START

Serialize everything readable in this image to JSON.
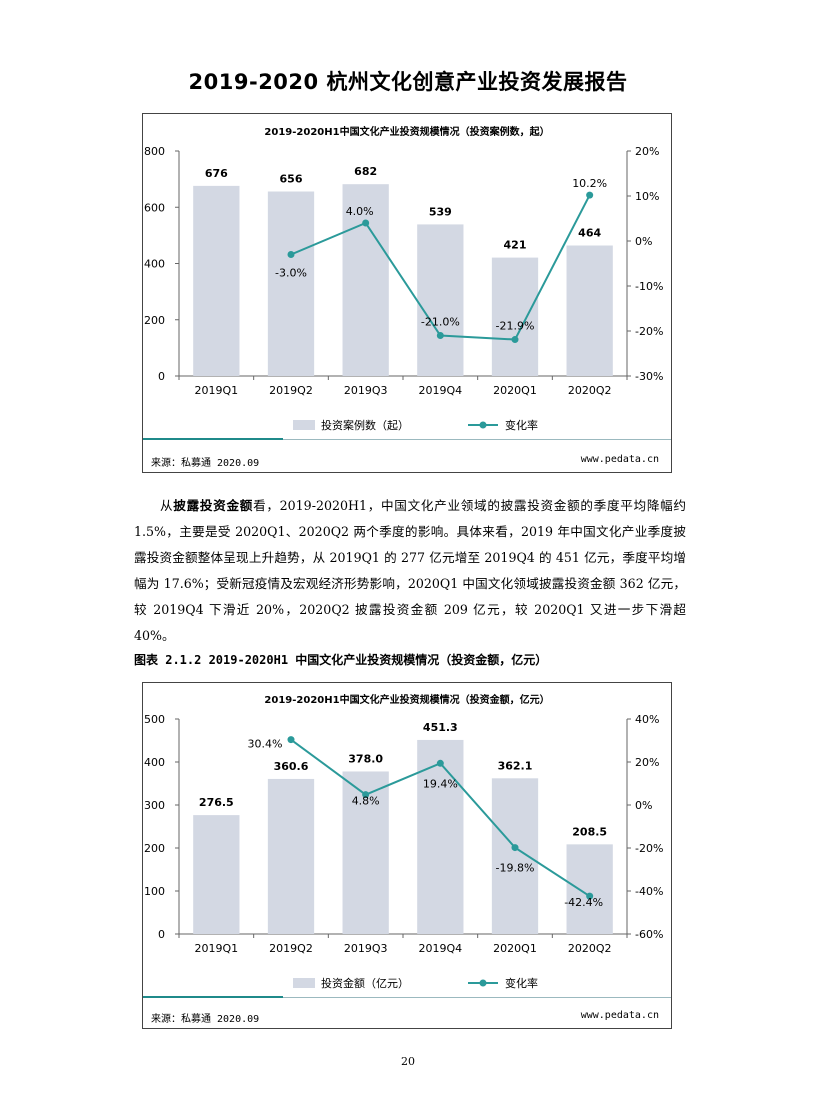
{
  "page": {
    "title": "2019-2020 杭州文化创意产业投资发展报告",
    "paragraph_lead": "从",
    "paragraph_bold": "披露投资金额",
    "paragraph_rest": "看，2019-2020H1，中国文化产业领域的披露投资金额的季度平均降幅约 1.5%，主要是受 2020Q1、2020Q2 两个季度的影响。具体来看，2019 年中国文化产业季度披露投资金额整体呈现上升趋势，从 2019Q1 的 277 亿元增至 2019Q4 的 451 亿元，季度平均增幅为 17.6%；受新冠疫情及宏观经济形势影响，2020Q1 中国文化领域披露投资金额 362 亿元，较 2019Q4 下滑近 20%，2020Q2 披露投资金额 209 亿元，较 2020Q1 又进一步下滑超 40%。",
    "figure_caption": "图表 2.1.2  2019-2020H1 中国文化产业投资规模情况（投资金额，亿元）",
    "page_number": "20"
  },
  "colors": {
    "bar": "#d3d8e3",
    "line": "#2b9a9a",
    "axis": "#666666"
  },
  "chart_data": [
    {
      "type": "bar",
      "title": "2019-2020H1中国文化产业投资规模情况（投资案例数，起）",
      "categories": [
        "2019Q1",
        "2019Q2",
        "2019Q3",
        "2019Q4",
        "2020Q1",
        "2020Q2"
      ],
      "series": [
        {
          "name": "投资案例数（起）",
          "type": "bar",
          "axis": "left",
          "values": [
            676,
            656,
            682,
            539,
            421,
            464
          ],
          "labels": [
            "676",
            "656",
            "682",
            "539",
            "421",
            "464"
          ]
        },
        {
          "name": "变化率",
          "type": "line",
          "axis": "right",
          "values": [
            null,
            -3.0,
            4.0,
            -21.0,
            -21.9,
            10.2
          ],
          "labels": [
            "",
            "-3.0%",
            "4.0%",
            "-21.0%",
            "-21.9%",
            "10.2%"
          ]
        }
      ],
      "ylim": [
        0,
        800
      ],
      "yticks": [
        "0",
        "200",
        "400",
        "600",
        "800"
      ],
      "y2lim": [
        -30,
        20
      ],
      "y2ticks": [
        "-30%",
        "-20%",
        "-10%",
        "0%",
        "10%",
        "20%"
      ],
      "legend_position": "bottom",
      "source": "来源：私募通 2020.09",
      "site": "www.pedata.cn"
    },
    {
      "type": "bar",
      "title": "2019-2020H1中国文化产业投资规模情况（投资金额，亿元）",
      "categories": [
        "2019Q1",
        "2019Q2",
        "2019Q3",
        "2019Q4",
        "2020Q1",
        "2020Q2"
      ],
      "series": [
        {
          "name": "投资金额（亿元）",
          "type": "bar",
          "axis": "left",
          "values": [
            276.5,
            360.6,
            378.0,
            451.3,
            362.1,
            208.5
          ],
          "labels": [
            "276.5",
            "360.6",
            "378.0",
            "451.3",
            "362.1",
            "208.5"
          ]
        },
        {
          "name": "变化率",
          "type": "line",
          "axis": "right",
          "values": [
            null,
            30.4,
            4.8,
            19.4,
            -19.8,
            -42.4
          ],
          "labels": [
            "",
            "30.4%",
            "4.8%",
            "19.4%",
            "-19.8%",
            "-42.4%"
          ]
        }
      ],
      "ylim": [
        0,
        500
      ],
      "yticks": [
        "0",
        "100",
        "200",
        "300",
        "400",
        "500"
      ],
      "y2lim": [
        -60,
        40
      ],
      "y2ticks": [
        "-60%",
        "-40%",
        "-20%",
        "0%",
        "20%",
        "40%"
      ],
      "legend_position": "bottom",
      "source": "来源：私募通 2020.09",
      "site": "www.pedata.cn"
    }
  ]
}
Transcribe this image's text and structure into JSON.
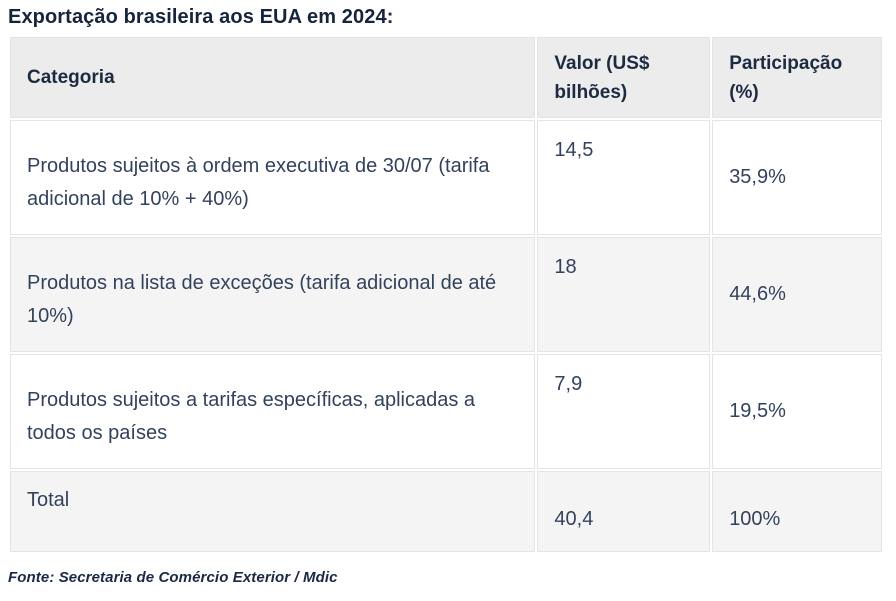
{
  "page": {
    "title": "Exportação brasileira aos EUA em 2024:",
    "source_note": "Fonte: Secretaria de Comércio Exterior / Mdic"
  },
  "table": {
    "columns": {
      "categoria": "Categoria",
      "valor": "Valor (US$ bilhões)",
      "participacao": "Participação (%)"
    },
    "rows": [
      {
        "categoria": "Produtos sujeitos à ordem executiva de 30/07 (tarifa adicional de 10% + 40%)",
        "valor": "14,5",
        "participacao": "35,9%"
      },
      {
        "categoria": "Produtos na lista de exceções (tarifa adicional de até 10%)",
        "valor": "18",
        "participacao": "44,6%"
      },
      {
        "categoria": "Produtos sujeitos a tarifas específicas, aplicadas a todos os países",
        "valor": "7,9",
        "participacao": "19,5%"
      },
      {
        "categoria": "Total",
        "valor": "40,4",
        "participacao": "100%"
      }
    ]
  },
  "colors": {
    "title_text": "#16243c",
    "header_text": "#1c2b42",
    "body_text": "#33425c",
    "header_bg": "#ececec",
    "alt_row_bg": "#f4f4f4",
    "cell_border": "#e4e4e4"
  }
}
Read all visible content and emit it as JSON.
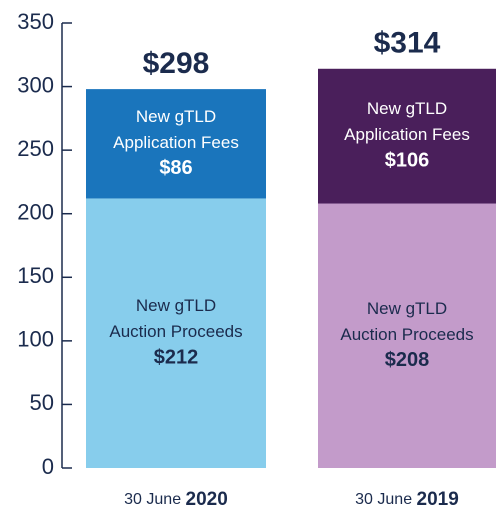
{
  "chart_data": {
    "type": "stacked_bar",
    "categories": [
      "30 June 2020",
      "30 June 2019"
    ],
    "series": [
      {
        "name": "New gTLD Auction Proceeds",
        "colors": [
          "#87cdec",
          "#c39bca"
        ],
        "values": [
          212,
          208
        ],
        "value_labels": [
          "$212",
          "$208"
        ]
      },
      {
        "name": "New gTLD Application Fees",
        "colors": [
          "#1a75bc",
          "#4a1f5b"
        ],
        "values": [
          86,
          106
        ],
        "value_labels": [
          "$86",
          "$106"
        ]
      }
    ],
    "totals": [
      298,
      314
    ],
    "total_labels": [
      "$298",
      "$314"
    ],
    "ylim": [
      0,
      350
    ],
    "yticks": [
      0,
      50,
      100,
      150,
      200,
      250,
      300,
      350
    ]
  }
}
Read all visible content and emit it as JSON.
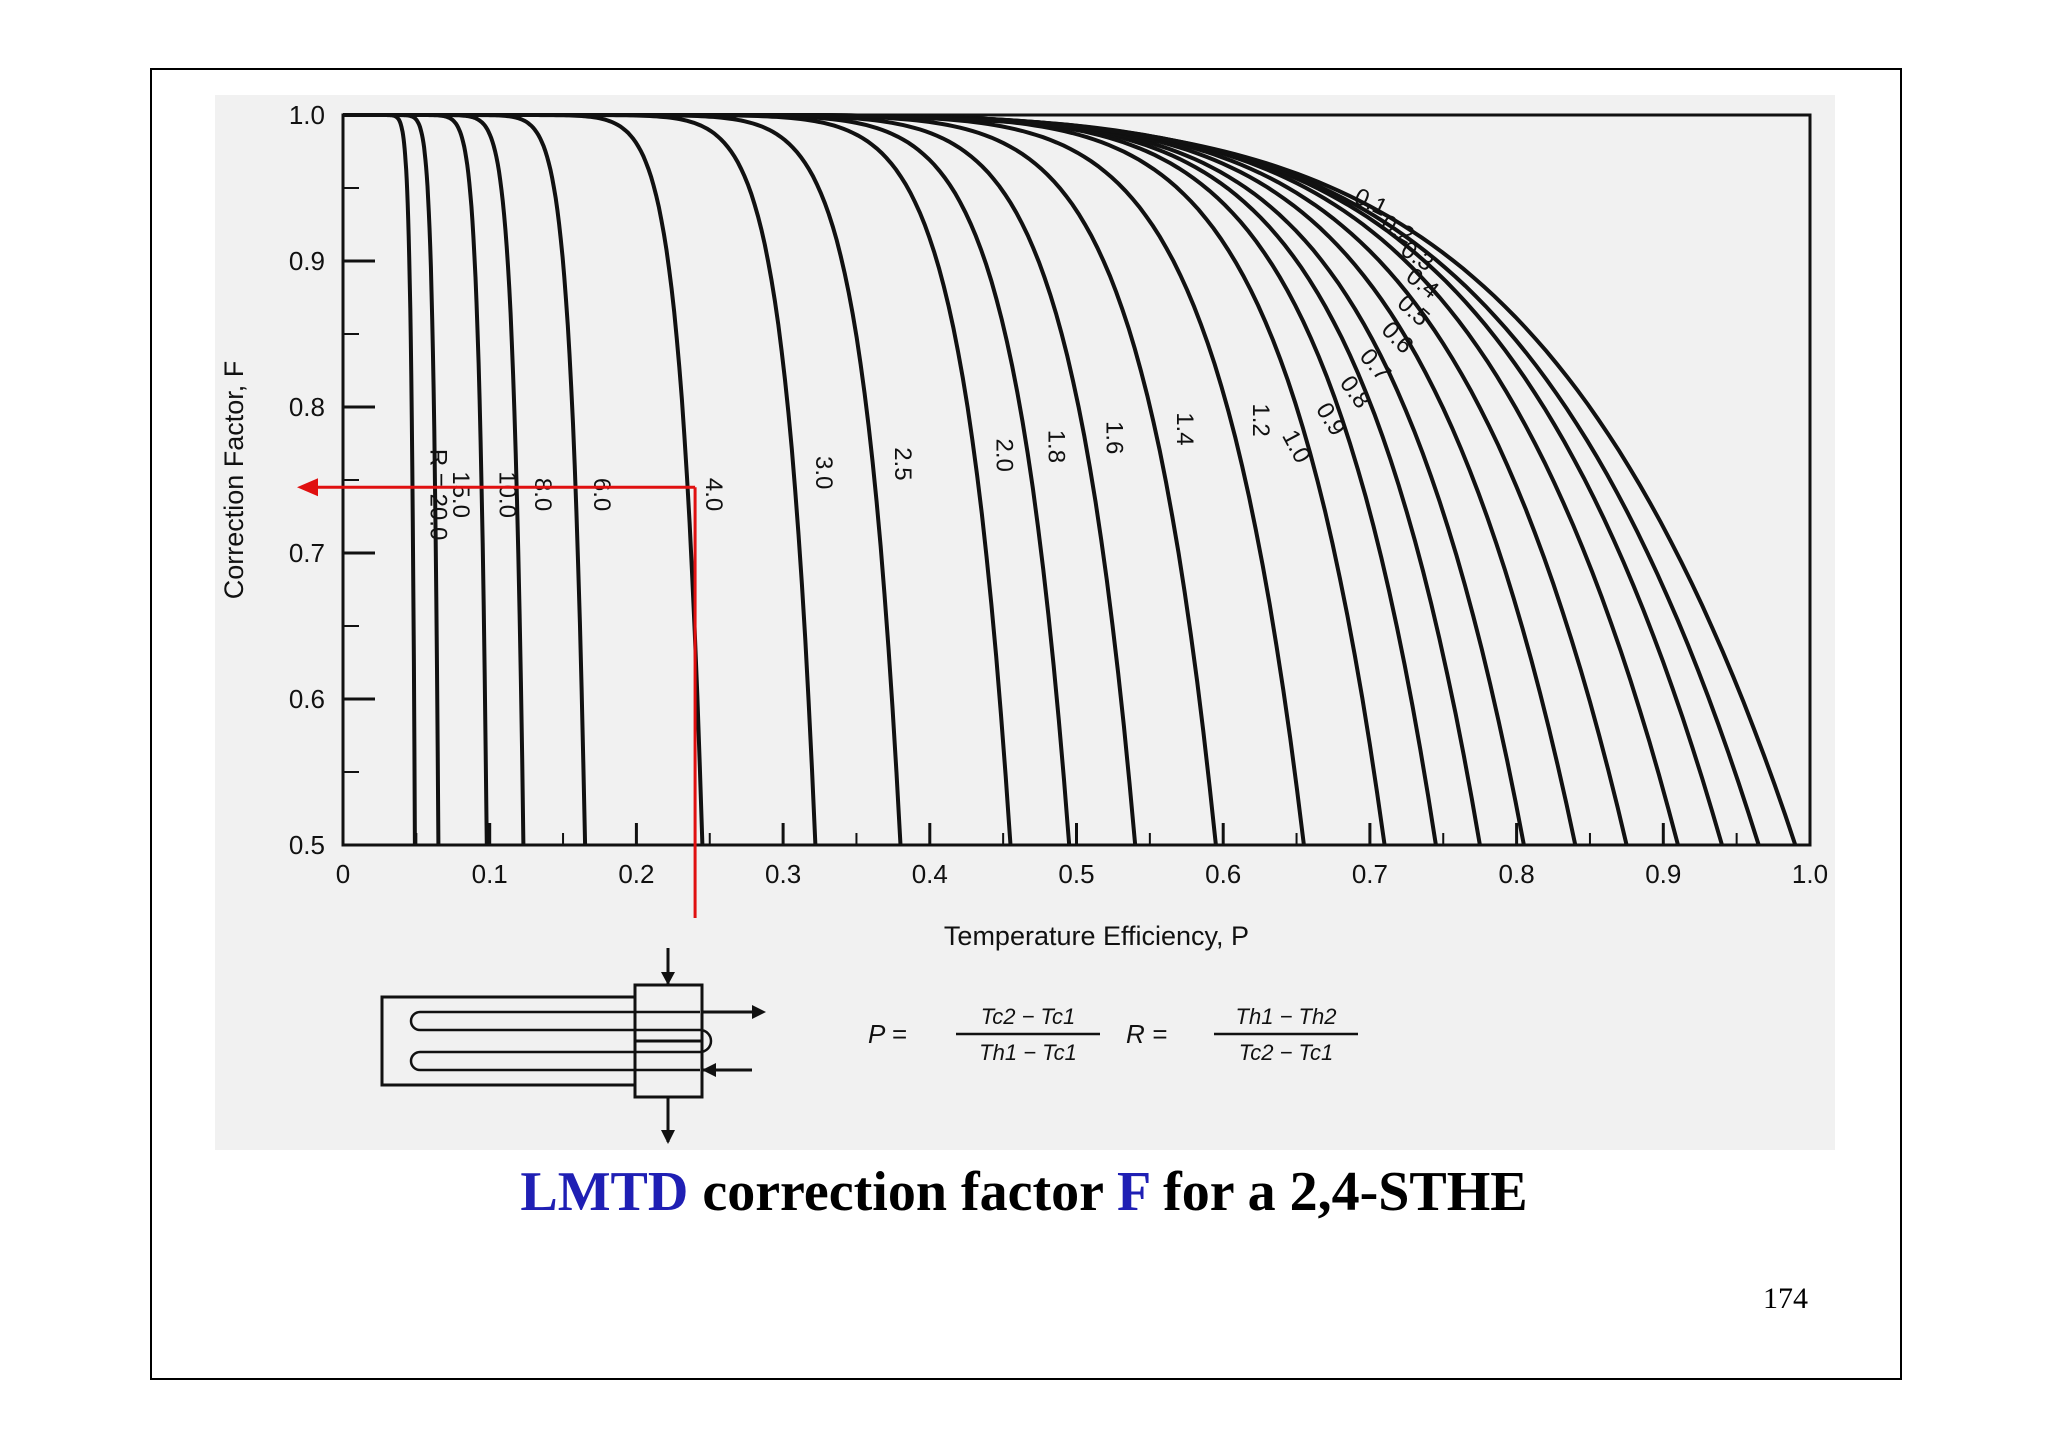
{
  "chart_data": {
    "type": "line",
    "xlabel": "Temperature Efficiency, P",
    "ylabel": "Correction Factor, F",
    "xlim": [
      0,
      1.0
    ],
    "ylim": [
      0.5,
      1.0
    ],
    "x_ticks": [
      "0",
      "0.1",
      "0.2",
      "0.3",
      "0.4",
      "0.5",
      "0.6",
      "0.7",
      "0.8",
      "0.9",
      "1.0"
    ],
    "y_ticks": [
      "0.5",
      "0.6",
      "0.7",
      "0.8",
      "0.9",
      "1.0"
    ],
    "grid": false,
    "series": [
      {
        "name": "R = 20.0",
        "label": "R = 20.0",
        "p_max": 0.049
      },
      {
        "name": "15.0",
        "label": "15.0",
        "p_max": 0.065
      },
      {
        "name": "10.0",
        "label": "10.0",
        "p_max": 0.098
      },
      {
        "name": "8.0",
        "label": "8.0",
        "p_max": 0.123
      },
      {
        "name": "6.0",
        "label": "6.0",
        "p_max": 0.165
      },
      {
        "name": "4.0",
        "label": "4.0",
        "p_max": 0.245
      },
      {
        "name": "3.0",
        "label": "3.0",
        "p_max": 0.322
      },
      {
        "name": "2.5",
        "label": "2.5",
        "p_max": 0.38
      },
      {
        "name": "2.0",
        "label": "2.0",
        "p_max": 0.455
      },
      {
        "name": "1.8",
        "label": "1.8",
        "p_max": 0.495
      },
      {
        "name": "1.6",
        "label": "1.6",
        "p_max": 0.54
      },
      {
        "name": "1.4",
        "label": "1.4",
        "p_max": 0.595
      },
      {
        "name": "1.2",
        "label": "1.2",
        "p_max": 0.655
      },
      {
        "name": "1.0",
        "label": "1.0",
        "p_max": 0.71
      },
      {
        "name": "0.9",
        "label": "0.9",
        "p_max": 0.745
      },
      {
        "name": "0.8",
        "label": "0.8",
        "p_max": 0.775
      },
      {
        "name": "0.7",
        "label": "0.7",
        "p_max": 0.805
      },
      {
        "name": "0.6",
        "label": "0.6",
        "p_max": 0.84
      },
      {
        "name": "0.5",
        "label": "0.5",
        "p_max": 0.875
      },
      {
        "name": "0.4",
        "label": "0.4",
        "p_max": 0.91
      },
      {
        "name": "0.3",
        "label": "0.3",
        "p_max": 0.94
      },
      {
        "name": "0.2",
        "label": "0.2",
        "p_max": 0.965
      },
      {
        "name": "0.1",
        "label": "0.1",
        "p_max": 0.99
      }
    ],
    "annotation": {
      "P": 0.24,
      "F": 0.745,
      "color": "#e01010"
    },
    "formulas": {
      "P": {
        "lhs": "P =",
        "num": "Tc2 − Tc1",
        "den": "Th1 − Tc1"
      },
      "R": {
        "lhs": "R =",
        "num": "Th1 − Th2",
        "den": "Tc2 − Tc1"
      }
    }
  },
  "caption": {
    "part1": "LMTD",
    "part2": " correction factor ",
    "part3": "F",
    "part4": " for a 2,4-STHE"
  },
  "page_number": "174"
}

END

- Stated problem -
Select the lines in this material that hold the word "Produtos", leaving none out.

- Answer in full -
        "categoria": "Produtos sujeitos à ordem executiva de 30/07 (tarifa adicional de 10% + 40%)",
        "categoria": "Produtos na lista de exceções (tarifa adicional de até 10%)",
        "categoria": "Produtos sujeitos a tarifas específicas, aplicadas a todos os países",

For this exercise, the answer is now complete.